§ Stated goal: Extract the records in full, leaving every picture out.

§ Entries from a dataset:
** START **

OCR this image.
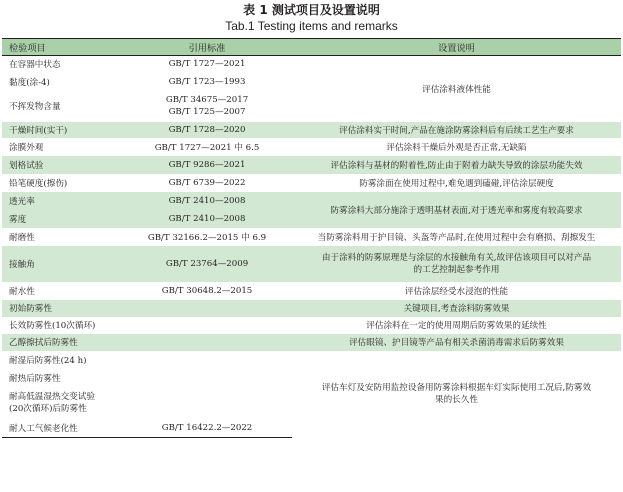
表 1 测试项目及设置说明
Tab.1 Testing items and remarks
检验项目	引用标准	设置说明
在容器中状态	GB/T 1727—2021	评估涂料液体性能
黏度(涂-4)	GB/T 1723—1993	
不挥发物含量	GB/T 34675—2017
GB/T 1725—2007	

干燥时间(实干)	GB/T 1728—2020	评估涂料实干时间,产品在施涂防雾涂料后有后续工艺生产要求
涂膜外观	GB/T 1727—2021 中 6.5	评估涂料干燥后外观是否正常,无缺陷
划格试验	GB/T 9286—2021	评估涂料与基材的附着性,防止由于附着力缺失导致的涂层功能失效
铅笔硬度(擦伤)	GB/T 6739—2022	防雾涂面在使用过程中,难免遇到磕碰,评估涂层硬度
透光率	GB/T 2410—2008	防雾涂料大部分施涂于透明基材表面,对于透光率和雾度有较高要求
雾度	GB/T 2410—2008	
耐磨性	GB/T 32166.2—2015 中 6.9	当防雾涂料用于护目镜、头盔等产品时,在使用过程中会有磨损、刮擦发生
接触角	GB/T 23764—2009	由于涂料的防雾原理是与涂层的水接触角有关,故评估该项目可以对产品
的工艺控制起参考作用

耐水性	GB/T 30648.2—2015	评估涂层经受水浸泡的性能
初始防雾性		关键项目,考查涂料防雾效果
长效防雾性(10次循环)		评估涂料在一定的使用周期后防雾效果的延续性
乙醇擦拭后防雾性		评估眼镜、护目镜等产品有相关杀菌消毒需求后防雾效果
耐湿后防雾性(24 h)		评估车灯及安防用监控设备用防雾涂料根据车灯实际使用工况后,防雾效
果的长久性

耐热后防雾性		

耐高低温湿热交变试验
(20次循环)后防雾性		

耐人工气候老化性	GB/T 16422.2—2022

** END **

§ The output:
OCR this image.
表 1 测试项目及设置说明
Tab.1 Testing items and remarks
检验项目	引用标准	设置说明
在容器中状态	GB/T 1727—2021	评估涂料液体性能
黏度(涂-4)	GB/T 1723—1993	
不挥发物含量	GB/T 34675—2017
GB/T 1725—2007	

干燥时间(实干)	GB/T 1728—2020	评估涂料实干时间,产品在施涂防雾涂料后有后续工艺生产要求
涂膜外观	GB/T 1727—2021 中 6.5	评估涂料干燥后外观是否正常,无缺陷
划格试验	GB/T 9286—2021	评估涂料与基材的附着性,防止由于附着力缺失导致的涂层功能失效
铅笔硬度(擦伤)	GB/T 6739—2022	防雾涂面在使用过程中,难免遇到磕碰,评估涂层硬度
透光率	GB/T 2410—2008	防雾涂料大部分施涂于透明基材表面,对于透光率和雾度有较高要求
雾度	GB/T 2410—2008	
耐磨性	GB/T 32166.2—2015 中 6.9	当防雾涂料用于护目镜、头盔等产品时,在使用过程中会有磨损、刮擦发生
接触角	GB/T 23764—2009	由于涂料的防雾原理是与涂层的水接触角有关,故评估该项目可以对产品
的工艺控制起参考作用

耐水性	GB/T 30648.2—2015	评估涂层经受水浸泡的性能
初始防雾性		关键项目,考查涂料防雾效果
长效防雾性(10次循环)		评估涂料在一定的使用周期后防雾效果的延续性
乙醇擦拭后防雾性		评估眼镜、护目镜等产品有相关杀菌消毒需求后防雾效果
耐湿后防雾性(24 h)		评估车灯及安防用监控设备用防雾涂料根据车灯实际使用工况后,防雾效
果的长久性

耐热后防雾性		

耐高低温湿热交变试验
(20次循环)后防雾性		

耐人工气候老化性	GB/T 16422.2—2022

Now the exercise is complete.